Material for this exercise:
○ ○ ○ ○

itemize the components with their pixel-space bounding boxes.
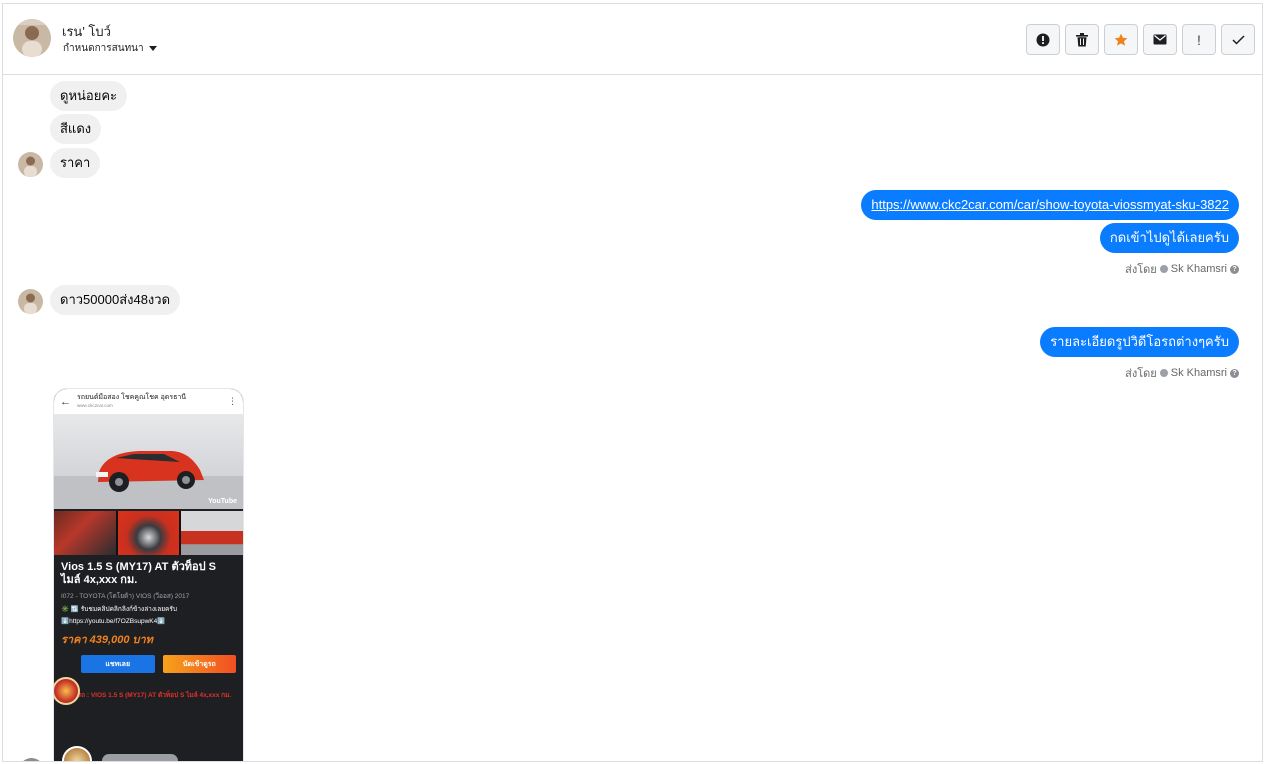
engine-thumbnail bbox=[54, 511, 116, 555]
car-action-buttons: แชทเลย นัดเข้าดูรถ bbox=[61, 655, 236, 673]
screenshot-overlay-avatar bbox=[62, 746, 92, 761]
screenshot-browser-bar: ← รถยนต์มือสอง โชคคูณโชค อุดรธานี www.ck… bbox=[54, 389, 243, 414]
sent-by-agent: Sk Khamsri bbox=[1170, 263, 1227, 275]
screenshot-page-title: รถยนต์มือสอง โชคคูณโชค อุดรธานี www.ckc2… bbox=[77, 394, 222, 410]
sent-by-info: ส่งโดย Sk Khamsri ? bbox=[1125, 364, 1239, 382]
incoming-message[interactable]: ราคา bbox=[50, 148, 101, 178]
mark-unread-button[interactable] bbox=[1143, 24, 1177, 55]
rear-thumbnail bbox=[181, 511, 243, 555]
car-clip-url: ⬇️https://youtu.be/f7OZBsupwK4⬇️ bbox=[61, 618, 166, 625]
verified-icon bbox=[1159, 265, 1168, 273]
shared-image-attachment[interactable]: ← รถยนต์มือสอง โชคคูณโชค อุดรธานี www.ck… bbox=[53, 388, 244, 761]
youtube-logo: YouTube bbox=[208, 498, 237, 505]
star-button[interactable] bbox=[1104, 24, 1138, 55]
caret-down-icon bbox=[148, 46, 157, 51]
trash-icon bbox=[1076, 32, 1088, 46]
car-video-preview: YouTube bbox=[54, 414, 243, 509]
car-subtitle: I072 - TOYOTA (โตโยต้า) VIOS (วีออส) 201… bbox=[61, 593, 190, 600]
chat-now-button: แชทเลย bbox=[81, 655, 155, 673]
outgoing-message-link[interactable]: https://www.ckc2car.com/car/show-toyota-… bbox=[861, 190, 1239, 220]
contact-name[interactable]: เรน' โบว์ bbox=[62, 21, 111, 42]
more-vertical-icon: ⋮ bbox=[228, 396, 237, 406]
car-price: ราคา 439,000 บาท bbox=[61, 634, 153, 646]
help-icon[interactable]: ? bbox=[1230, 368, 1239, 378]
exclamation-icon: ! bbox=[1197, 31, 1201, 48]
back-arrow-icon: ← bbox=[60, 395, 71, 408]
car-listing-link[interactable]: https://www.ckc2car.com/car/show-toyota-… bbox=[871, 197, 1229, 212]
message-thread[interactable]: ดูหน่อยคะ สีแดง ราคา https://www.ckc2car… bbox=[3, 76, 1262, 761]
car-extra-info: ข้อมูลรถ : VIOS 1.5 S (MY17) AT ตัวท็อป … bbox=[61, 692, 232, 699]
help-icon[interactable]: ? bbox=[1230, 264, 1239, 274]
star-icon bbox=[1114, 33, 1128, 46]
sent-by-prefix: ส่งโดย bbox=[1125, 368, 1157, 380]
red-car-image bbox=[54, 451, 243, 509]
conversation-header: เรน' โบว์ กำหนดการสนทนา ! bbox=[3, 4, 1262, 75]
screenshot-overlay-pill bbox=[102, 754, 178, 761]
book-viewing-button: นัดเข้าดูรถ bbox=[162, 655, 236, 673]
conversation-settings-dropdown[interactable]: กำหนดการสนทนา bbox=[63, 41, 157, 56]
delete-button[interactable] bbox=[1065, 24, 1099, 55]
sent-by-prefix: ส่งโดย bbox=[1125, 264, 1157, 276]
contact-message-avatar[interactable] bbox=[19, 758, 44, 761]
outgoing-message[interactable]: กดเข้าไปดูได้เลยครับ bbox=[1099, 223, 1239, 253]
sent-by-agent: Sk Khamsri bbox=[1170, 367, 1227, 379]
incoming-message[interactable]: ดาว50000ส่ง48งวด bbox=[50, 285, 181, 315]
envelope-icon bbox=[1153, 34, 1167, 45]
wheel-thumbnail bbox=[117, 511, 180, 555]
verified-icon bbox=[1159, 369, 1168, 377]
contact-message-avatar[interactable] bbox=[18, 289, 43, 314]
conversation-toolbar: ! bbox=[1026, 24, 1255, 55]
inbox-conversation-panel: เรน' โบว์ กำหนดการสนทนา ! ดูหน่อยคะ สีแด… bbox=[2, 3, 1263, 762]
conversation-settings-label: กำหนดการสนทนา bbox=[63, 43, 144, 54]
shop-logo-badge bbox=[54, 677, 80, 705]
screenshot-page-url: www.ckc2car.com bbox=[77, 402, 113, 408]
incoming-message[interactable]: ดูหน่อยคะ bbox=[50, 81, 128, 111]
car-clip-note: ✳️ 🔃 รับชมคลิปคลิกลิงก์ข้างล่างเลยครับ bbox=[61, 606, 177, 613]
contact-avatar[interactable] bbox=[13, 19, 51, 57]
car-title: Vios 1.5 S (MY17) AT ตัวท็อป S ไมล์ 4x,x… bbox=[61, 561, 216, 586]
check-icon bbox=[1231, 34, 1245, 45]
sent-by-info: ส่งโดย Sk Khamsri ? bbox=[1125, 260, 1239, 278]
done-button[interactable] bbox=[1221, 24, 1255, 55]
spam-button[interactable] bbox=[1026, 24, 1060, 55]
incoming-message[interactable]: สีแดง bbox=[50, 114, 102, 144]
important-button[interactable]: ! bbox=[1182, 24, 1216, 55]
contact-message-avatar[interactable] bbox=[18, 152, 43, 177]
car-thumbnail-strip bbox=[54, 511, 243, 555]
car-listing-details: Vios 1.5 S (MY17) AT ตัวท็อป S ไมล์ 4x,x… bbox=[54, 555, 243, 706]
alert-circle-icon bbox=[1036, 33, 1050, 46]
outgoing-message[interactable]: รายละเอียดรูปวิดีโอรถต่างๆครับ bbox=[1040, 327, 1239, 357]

○ ○ ○ ○

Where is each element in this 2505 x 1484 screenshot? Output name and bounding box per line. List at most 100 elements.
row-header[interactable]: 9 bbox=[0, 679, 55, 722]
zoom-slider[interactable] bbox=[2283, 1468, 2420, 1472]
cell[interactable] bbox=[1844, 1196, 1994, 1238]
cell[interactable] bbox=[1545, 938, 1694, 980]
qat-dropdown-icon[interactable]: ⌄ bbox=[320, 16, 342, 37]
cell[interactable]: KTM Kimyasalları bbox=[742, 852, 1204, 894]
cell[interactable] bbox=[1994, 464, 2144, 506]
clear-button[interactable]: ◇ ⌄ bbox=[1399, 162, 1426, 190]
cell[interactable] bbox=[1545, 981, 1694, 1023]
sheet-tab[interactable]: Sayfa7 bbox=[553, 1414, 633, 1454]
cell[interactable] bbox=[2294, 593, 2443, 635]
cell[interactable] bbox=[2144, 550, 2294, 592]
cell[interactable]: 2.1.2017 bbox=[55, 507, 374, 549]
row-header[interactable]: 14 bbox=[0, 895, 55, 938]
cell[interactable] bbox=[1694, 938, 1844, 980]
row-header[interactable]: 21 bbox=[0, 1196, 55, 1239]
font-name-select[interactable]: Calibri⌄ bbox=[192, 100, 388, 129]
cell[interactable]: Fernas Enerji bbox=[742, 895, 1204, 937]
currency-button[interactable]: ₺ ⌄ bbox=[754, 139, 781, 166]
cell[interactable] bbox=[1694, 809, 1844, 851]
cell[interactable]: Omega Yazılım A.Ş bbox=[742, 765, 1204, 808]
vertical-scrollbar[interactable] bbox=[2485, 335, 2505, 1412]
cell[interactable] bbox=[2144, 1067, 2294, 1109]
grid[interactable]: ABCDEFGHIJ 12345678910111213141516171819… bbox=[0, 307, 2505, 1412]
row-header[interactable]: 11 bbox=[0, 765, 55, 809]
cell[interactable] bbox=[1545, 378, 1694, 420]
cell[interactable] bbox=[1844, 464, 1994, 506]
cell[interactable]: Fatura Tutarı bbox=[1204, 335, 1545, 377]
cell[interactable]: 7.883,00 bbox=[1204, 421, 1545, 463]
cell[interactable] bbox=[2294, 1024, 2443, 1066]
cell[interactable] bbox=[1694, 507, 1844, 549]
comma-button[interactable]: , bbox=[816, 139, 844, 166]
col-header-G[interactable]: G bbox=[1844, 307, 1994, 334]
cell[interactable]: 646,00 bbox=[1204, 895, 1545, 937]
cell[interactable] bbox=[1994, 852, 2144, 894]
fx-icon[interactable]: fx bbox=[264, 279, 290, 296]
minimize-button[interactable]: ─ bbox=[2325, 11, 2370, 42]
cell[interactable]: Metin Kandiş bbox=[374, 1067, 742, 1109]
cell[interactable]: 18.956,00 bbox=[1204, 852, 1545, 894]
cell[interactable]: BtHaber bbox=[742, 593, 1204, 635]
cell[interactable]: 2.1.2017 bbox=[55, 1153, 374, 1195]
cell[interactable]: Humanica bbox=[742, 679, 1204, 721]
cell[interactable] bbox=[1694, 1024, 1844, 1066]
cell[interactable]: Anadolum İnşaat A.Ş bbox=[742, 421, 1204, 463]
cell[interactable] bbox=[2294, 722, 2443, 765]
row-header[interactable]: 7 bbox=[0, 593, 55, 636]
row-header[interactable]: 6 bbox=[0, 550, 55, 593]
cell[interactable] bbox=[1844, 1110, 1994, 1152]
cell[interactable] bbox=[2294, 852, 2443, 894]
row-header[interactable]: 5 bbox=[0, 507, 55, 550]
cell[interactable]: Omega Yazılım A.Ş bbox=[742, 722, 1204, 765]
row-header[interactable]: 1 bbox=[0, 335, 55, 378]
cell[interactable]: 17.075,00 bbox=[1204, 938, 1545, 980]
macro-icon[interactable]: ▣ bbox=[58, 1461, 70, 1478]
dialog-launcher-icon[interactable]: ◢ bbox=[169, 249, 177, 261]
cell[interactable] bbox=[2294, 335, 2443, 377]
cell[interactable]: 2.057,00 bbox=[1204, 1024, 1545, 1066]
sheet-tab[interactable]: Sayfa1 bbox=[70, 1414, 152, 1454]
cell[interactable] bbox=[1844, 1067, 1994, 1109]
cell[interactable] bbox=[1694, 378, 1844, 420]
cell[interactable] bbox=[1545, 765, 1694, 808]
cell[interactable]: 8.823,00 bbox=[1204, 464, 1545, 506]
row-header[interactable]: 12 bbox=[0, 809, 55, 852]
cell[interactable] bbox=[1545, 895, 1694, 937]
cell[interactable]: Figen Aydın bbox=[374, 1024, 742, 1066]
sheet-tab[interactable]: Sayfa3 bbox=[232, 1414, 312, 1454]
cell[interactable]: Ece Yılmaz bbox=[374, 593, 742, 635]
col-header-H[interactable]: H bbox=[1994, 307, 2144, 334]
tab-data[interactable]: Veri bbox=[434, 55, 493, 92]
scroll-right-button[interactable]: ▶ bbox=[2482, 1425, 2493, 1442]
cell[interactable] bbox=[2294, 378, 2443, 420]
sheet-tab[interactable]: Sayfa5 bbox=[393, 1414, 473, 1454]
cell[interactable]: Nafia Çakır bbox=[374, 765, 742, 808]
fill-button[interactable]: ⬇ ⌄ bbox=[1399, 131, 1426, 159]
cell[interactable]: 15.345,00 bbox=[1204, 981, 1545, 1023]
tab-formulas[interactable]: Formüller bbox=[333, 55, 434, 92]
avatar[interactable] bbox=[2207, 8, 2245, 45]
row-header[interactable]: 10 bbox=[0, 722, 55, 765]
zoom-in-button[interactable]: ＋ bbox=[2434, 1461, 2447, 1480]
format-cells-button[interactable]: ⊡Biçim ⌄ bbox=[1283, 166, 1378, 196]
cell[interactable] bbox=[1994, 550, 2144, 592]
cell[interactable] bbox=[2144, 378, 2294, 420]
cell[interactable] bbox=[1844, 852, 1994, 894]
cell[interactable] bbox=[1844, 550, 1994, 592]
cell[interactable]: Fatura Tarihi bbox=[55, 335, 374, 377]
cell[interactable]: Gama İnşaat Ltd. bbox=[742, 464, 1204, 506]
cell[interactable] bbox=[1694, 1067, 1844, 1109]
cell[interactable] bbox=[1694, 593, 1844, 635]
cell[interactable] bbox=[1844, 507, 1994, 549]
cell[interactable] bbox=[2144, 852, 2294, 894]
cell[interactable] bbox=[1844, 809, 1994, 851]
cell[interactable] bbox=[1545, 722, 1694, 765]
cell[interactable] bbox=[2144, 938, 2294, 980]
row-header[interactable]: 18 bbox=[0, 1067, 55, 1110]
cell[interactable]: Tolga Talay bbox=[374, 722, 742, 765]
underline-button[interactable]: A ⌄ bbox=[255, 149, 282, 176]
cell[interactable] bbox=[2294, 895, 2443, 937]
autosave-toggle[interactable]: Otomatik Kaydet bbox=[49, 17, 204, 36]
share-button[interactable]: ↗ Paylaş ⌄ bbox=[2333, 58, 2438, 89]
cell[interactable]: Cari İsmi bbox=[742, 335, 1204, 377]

○ ○ ○ ○

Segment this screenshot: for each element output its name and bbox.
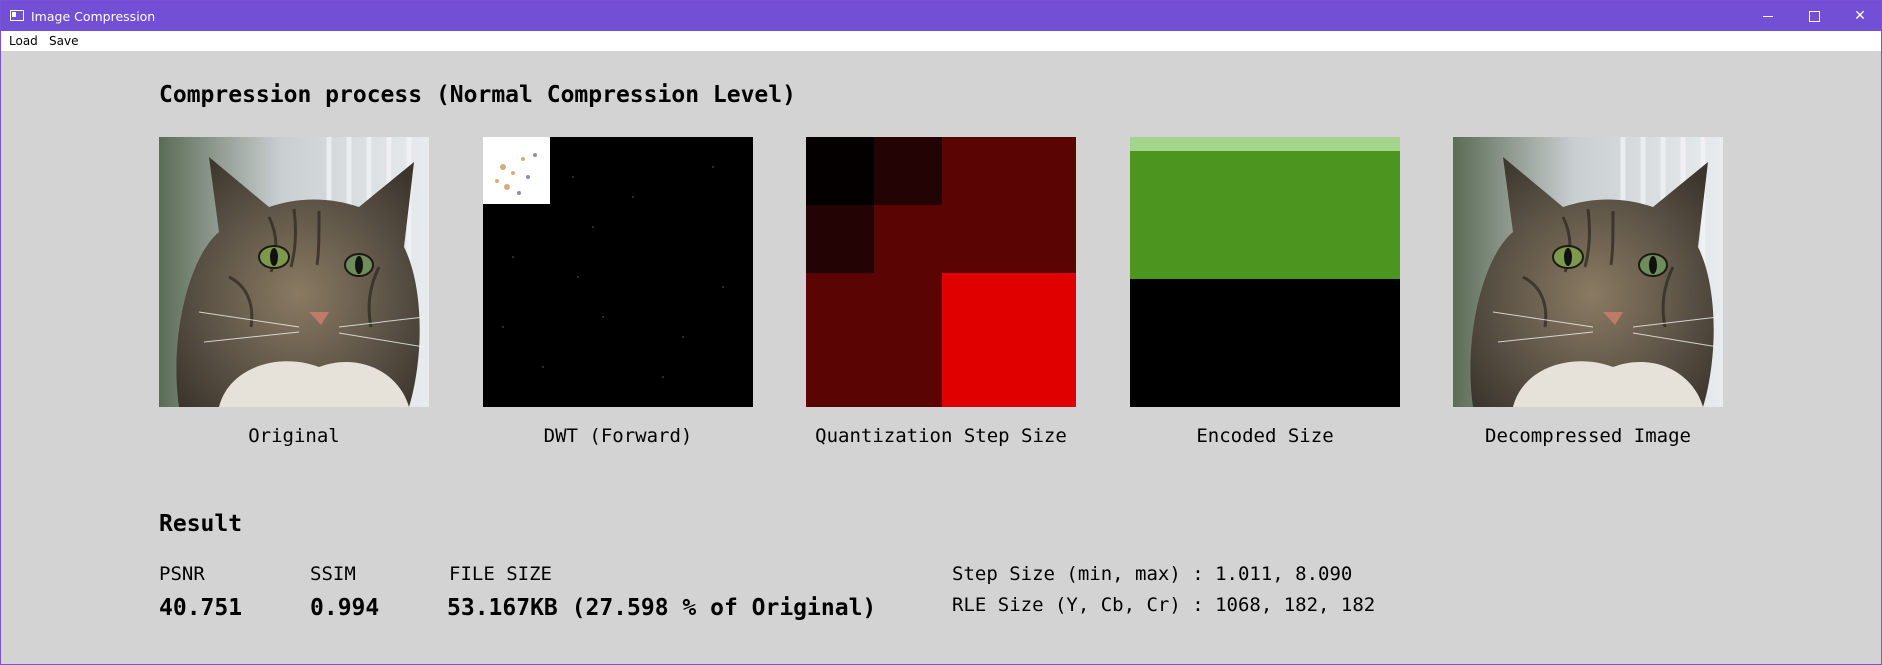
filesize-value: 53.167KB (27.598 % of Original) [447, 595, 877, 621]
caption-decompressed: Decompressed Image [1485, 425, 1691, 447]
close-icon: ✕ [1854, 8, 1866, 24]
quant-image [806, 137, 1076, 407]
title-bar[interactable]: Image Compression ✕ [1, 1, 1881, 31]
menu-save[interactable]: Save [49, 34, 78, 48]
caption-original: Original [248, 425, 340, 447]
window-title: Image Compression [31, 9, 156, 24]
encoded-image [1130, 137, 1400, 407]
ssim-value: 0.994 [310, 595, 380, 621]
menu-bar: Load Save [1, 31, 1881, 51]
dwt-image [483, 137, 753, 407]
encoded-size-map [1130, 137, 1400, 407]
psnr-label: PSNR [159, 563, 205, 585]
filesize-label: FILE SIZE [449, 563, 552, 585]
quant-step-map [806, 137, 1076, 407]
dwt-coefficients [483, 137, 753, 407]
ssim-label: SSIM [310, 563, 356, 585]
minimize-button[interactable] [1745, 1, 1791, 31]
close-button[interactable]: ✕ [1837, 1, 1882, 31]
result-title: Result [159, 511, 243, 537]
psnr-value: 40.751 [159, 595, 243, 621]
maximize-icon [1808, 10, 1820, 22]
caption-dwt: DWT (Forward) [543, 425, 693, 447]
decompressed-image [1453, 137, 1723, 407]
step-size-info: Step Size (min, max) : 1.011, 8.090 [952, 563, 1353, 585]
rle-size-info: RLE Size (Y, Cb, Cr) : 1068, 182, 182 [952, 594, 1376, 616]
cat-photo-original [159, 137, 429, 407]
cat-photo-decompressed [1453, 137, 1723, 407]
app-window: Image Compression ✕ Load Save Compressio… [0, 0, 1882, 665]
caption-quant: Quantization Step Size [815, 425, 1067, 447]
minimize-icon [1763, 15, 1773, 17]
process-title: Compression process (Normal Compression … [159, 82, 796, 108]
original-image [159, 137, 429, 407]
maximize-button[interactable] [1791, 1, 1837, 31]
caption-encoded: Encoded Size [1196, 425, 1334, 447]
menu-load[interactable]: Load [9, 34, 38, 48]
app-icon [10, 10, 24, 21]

○ ○ ○ ○

Instructions for the task: Retype the rows above from the one containing "filesize-value: 53.167KB (27.598" through the one containing "caption-original: Original [248, 425, 340, 447]", both included, keeping every character the same.

Finished exercise:
filesize-value: 53.167KB (27.598 % of Original) [447, 595, 877, 621]
caption-decompressed: Decompressed Image [1485, 425, 1691, 447]
close-icon: ✕ [1854, 8, 1866, 24]
quant-image [806, 137, 1076, 407]
title-bar[interactable]: Image Compression ✕ [1, 1, 1881, 31]
menu-save[interactable]: Save [49, 34, 78, 48]
caption-original: Original [248, 425, 340, 447]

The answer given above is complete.